● **Request**
Output the entries word for word. Omit images.

━━━ Material provided

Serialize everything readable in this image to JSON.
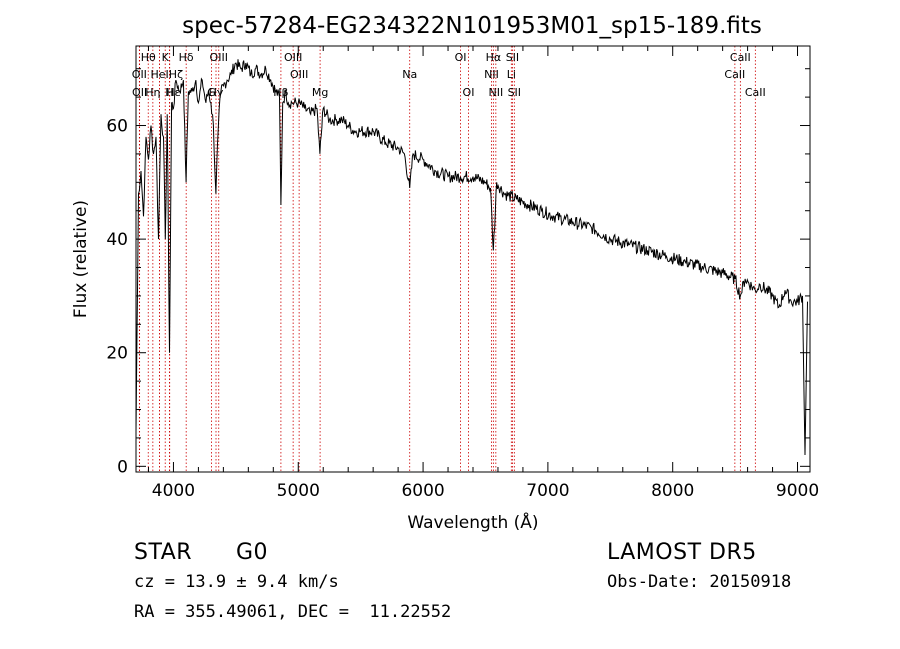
{
  "chart_data": {
    "type": "line",
    "title": "spec-57284-EG234322N101953M01_sp15-189.fits",
    "xlabel": "Wavelength (Å)",
    "ylabel": "Flux (relative)",
    "xlim": [
      3700,
      9100
    ],
    "ylim": [
      -1,
      74
    ],
    "xticks": [
      4000,
      5000,
      6000,
      7000,
      8000,
      9000
    ],
    "yticks": [
      0,
      20,
      40,
      60
    ],
    "grid": false,
    "series": [
      {
        "x": [
          3700,
          3720,
          3740,
          3760,
          3780,
          3800,
          3820,
          3840,
          3860,
          3880,
          3900,
          3920,
          3935,
          3950,
          3968,
          3985,
          4000,
          4020,
          4050,
          4080,
          4101,
          4120,
          4150,
          4180,
          4200,
          4230,
          4260,
          4280,
          4300,
          4320,
          4340,
          4360,
          4380,
          4400,
          4430,
          4460,
          4500,
          4540,
          4580,
          4620,
          4660,
          4700,
          4740,
          4780,
          4820,
          4850,
          4861,
          4875,
          4900,
          4920,
          4950,
          5000,
          5050,
          5100,
          5150,
          5173,
          5200,
          5250,
          5300,
          5350,
          5400,
          5450,
          5500,
          5600,
          5700,
          5800,
          5850,
          5893,
          5920,
          6000,
          6100,
          6200,
          6300,
          6400,
          6500,
          6540,
          6563,
          6590,
          6650,
          6750,
          6850,
          6950,
          7050,
          7200,
          7350,
          7500,
          7650,
          7800,
          7950,
          8100,
          8250,
          8400,
          8500,
          8542,
          8580,
          8662,
          8700,
          8800,
          8850,
          8900,
          8950,
          9000,
          9040,
          9060,
          9080
        ],
        "y": [
          6,
          48,
          52,
          44,
          58,
          54,
          60,
          55,
          58,
          40,
          62,
          58,
          40,
          62,
          20,
          64,
          63,
          68,
          66,
          68,
          50,
          66,
          66,
          68,
          64,
          68,
          64,
          66,
          64,
          60,
          48,
          60,
          66,
          67,
          68,
          69,
          71,
          70,
          71,
          69,
          70,
          69,
          70,
          68,
          66,
          65,
          46,
          64,
          66,
          64,
          64,
          64,
          63,
          62,
          63,
          55,
          63,
          61,
          61,
          61,
          60,
          59,
          59,
          59,
          57,
          56,
          55,
          49,
          55,
          54,
          52,
          51,
          51,
          51,
          50,
          49,
          38,
          50,
          48,
          47,
          46,
          45,
          44,
          43,
          42,
          40,
          39,
          38,
          37,
          36,
          35,
          34,
          33,
          30,
          33,
          31,
          32,
          30,
          28,
          31,
          29,
          29,
          30,
          2,
          29
        ]
      }
    ],
    "lines": [
      {
        "name": "Hθ",
        "x": 3798
      },
      {
        "name": "OII",
        "x": 3727
      },
      {
        "name": "OII",
        "x": 3729
      },
      {
        "name": "K",
        "x": 3934
      },
      {
        "name": "H",
        "x": 3968
      },
      {
        "name": "Hε",
        "x": 3970
      },
      {
        "name": "Hη",
        "x": 3835
      },
      {
        "name": "Hζ",
        "x": 3889
      },
      {
        "name": "HeI",
        "x": 3889
      },
      {
        "name": "Hδ",
        "x": 4102
      },
      {
        "name": "G",
        "x": 4305
      },
      {
        "name": "Hγ",
        "x": 4341
      },
      {
        "name": "OIII",
        "x": 4363
      },
      {
        "name": "Hβ",
        "x": 4861
      },
      {
        "name": "OIII",
        "x": 4959
      },
      {
        "name": "OIII",
        "x": 5007
      },
      {
        "name": "Mg",
        "x": 5175
      },
      {
        "name": "Na",
        "x": 5893
      },
      {
        "name": "OI",
        "x": 6300
      },
      {
        "name": "OI",
        "x": 6364
      },
      {
        "name": "NII",
        "x": 6548
      },
      {
        "name": "Hα",
        "x": 6563
      },
      {
        "name": "NII",
        "x": 6583
      },
      {
        "name": "Li",
        "x": 6707
      },
      {
        "name": "SII",
        "x": 6716
      },
      {
        "name": "SII",
        "x": 6731
      },
      {
        "name": "CaII",
        "x": 8498
      },
      {
        "name": "CaII",
        "x": 8542
      },
      {
        "name": "CaII",
        "x": 8662
      }
    ],
    "line_labels": [
      {
        "text": "Hθ",
        "x": 3798,
        "row": 0
      },
      {
        "text": "K",
        "x": 3934,
        "row": 0
      },
      {
        "text": "Hδ",
        "x": 4102,
        "row": 0
      },
      {
        "text": "OIII",
        "x": 4363,
        "row": 0
      },
      {
        "text": "OIII",
        "x": 4959,
        "row": 0
      },
      {
        "text": "OI",
        "x": 6300,
        "row": 0
      },
      {
        "text": "Hα",
        "x": 6563,
        "row": 0
      },
      {
        "text": "SII",
        "x": 6716,
        "row": 0
      },
      {
        "text": "CaII",
        "x": 8542,
        "row": 0
      },
      {
        "text": "OII",
        "x": 3727,
        "row": 1
      },
      {
        "text": "HeI",
        "x": 3889,
        "row": 1
      },
      {
        "text": "Hζ",
        "x": 4020,
        "row": 1
      },
      {
        "text": "OIII",
        "x": 5007,
        "row": 1
      },
      {
        "text": "Na",
        "x": 5893,
        "row": 1
      },
      {
        "text": "NII",
        "x": 6548,
        "row": 1
      },
      {
        "text": "Li",
        "x": 6707,
        "row": 1
      },
      {
        "text": "CaII",
        "x": 8498,
        "row": 1
      },
      {
        "text": "OII",
        "x": 3729,
        "row": 2
      },
      {
        "text": "Hη",
        "x": 3835,
        "row": 2
      },
      {
        "text": "H",
        "x": 3968,
        "row": 2
      },
      {
        "text": "Hε",
        "x": 4000,
        "row": 2
      },
      {
        "text": "G",
        "x": 4305,
        "row": 2
      },
      {
        "text": "Hγ",
        "x": 4341,
        "row": 2
      },
      {
        "text": "Hβ",
        "x": 4861,
        "row": 2
      },
      {
        "text": "Mg",
        "x": 5175,
        "row": 2
      },
      {
        "text": "OI",
        "x": 6364,
        "row": 2
      },
      {
        "text": "NII",
        "x": 6583,
        "row": 2
      },
      {
        "text": "SII",
        "x": 6731,
        "row": 2
      },
      {
        "text": "CaII",
        "x": 8662,
        "row": 2
      }
    ]
  },
  "info": {
    "object_class": "STAR",
    "subclass": "G0",
    "survey": "LAMOST DR5",
    "cz": "cz = 13.9 ± 9.4 km/s",
    "obs_date": "Obs-Date: 20150918",
    "coords": "RA = 355.49061, DEC =  11.22552"
  },
  "colors": {
    "spectrum": "#000000",
    "line_markers": "#cc0000",
    "axes": "#000000"
  }
}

━━━━━━

● **Response**
Serialize everything readable in this image to JSON.
{
  "chart_data": {
    "type": "line",
    "title": "spec-57284-EG234322N101953M01_sp15-189.fits",
    "xlabel": "Wavelength (Å)",
    "ylabel": "Flux (relative)",
    "xlim": [
      3700,
      9100
    ],
    "ylim": [
      -1,
      74
    ],
    "xticks": [
      4000,
      5000,
      6000,
      7000,
      8000,
      9000
    ],
    "yticks": [
      0,
      20,
      40,
      60
    ],
    "grid": false,
    "series": [
      {
        "x": [
          3700,
          3720,
          3740,
          3760,
          3780,
          3800,
          3820,
          3840,
          3860,
          3880,
          3900,
          3920,
          3935,
          3950,
          3968,
          3985,
          4000,
          4020,
          4050,
          4080,
          4101,
          4120,
          4150,
          4180,
          4200,
          4230,
          4260,
          4280,
          4300,
          4320,
          4340,
          4360,
          4380,
          4400,
          4430,
          4460,
          4500,
          4540,
          4580,
          4620,
          4660,
          4700,
          4740,
          4780,
          4820,
          4850,
          4861,
          4875,
          4900,
          4920,
          4950,
          5000,
          5050,
          5100,
          5150,
          5173,
          5200,
          5250,
          5300,
          5350,
          5400,
          5450,
          5500,
          5600,
          5700,
          5800,
          5850,
          5893,
          5920,
          6000,
          6100,
          6200,
          6300,
          6400,
          6500,
          6540,
          6563,
          6590,
          6650,
          6750,
          6850,
          6950,
          7050,
          7200,
          7350,
          7500,
          7650,
          7800,
          7950,
          8100,
          8250,
          8400,
          8500,
          8542,
          8580,
          8662,
          8700,
          8800,
          8850,
          8900,
          8950,
          9000,
          9040,
          9060,
          9080
        ],
        "y": [
          6,
          48,
          52,
          44,
          58,
          54,
          60,
          55,
          58,
          40,
          62,
          58,
          40,
          62,
          20,
          64,
          63,
          68,
          66,
          68,
          50,
          66,
          66,
          68,
          64,
          68,
          64,
          66,
          64,
          60,
          48,
          60,
          66,
          67,
          68,
          69,
          71,
          70,
          71,
          69,
          70,
          69,
          70,
          68,
          66,
          65,
          46,
          64,
          66,
          64,
          64,
          64,
          63,
          62,
          63,
          55,
          63,
          61,
          61,
          61,
          60,
          59,
          59,
          59,
          57,
          56,
          55,
          49,
          55,
          54,
          52,
          51,
          51,
          51,
          50,
          49,
          38,
          50,
          48,
          47,
          46,
          45,
          44,
          43,
          42,
          40,
          39,
          38,
          37,
          36,
          35,
          34,
          33,
          30,
          33,
          31,
          32,
          30,
          28,
          31,
          29,
          29,
          30,
          2,
          29
        ]
      }
    ],
    "lines": [
      {
        "name": "Hθ",
        "x": 3798
      },
      {
        "name": "OII",
        "x": 3727
      },
      {
        "name": "OII",
        "x": 3729
      },
      {
        "name": "K",
        "x": 3934
      },
      {
        "name": "H",
        "x": 3968
      },
      {
        "name": "Hε",
        "x": 3970
      },
      {
        "name": "Hη",
        "x": 3835
      },
      {
        "name": "Hζ",
        "x": 3889
      },
      {
        "name": "HeI",
        "x": 3889
      },
      {
        "name": "Hδ",
        "x": 4102
      },
      {
        "name": "G",
        "x": 4305
      },
      {
        "name": "Hγ",
        "x": 4341
      },
      {
        "name": "OIII",
        "x": 4363
      },
      {
        "name": "Hβ",
        "x": 4861
      },
      {
        "name": "OIII",
        "x": 4959
      },
      {
        "name": "OIII",
        "x": 5007
      },
      {
        "name": "Mg",
        "x": 5175
      },
      {
        "name": "Na",
        "x": 5893
      },
      {
        "name": "OI",
        "x": 6300
      },
      {
        "name": "OI",
        "x": 6364
      },
      {
        "name": "NII",
        "x": 6548
      },
      {
        "name": "Hα",
        "x": 6563
      },
      {
        "name": "NII",
        "x": 6583
      },
      {
        "name": "Li",
        "x": 6707
      },
      {
        "name": "SII",
        "x": 6716
      },
      {
        "name": "SII",
        "x": 6731
      },
      {
        "name": "CaII",
        "x": 8498
      },
      {
        "name": "CaII",
        "x": 8542
      },
      {
        "name": "CaII",
        "x": 8662
      }
    ],
    "line_labels": [
      {
        "text": "Hθ",
        "x": 3798,
        "row": 0
      },
      {
        "text": "K",
        "x": 3934,
        "row": 0
      },
      {
        "text": "Hδ",
        "x": 4102,
        "row": 0
      },
      {
        "text": "OIII",
        "x": 4363,
        "row": 0
      },
      {
        "text": "OIII",
        "x": 4959,
        "row": 0
      },
      {
        "text": "OI",
        "x": 6300,
        "row": 0
      },
      {
        "text": "Hα",
        "x": 6563,
        "row": 0
      },
      {
        "text": "SII",
        "x": 6716,
        "row": 0
      },
      {
        "text": "CaII",
        "x": 8542,
        "row": 0
      },
      {
        "text": "OII",
        "x": 3727,
        "row": 1
      },
      {
        "text": "HeI",
        "x": 3889,
        "row": 1
      },
      {
        "text": "Hζ",
        "x": 4020,
        "row": 1
      },
      {
        "text": "OIII",
        "x": 5007,
        "row": 1
      },
      {
        "text": "Na",
        "x": 5893,
        "row": 1
      },
      {
        "text": "NII",
        "x": 6548,
        "row": 1
      },
      {
        "text": "Li",
        "x": 6707,
        "row": 1
      },
      {
        "text": "CaII",
        "x": 8498,
        "row": 1
      },
      {
        "text": "OII",
        "x": 3729,
        "row": 2
      },
      {
        "text": "Hη",
        "x": 3835,
        "row": 2
      },
      {
        "text": "H",
        "x": 3968,
        "row": 2
      },
      {
        "text": "Hε",
        "x": 4000,
        "row": 2
      },
      {
        "text": "G",
        "x": 4305,
        "row": 2
      },
      {
        "text": "Hγ",
        "x": 4341,
        "row": 2
      },
      {
        "text": "Hβ",
        "x": 4861,
        "row": 2
      },
      {
        "text": "Mg",
        "x": 5175,
        "row": 2
      },
      {
        "text": "OI",
        "x": 6364,
        "row": 2
      },
      {
        "text": "NII",
        "x": 6583,
        "row": 2
      },
      {
        "text": "SII",
        "x": 6731,
        "row": 2
      },
      {
        "text": "CaII",
        "x": 8662,
        "row": 2
      }
    ]
  },
  "info": {
    "object_class": "STAR",
    "subclass": "G0",
    "survey": "LAMOST DR5",
    "cz": "cz = 13.9 ± 9.4 km/s",
    "obs_date": "Obs-Date: 20150918",
    "coords": "RA = 355.49061, DEC =  11.22552"
  },
  "colors": {
    "spectrum": "#000000",
    "line_markers": "#cc0000",
    "axes": "#000000"
  }
}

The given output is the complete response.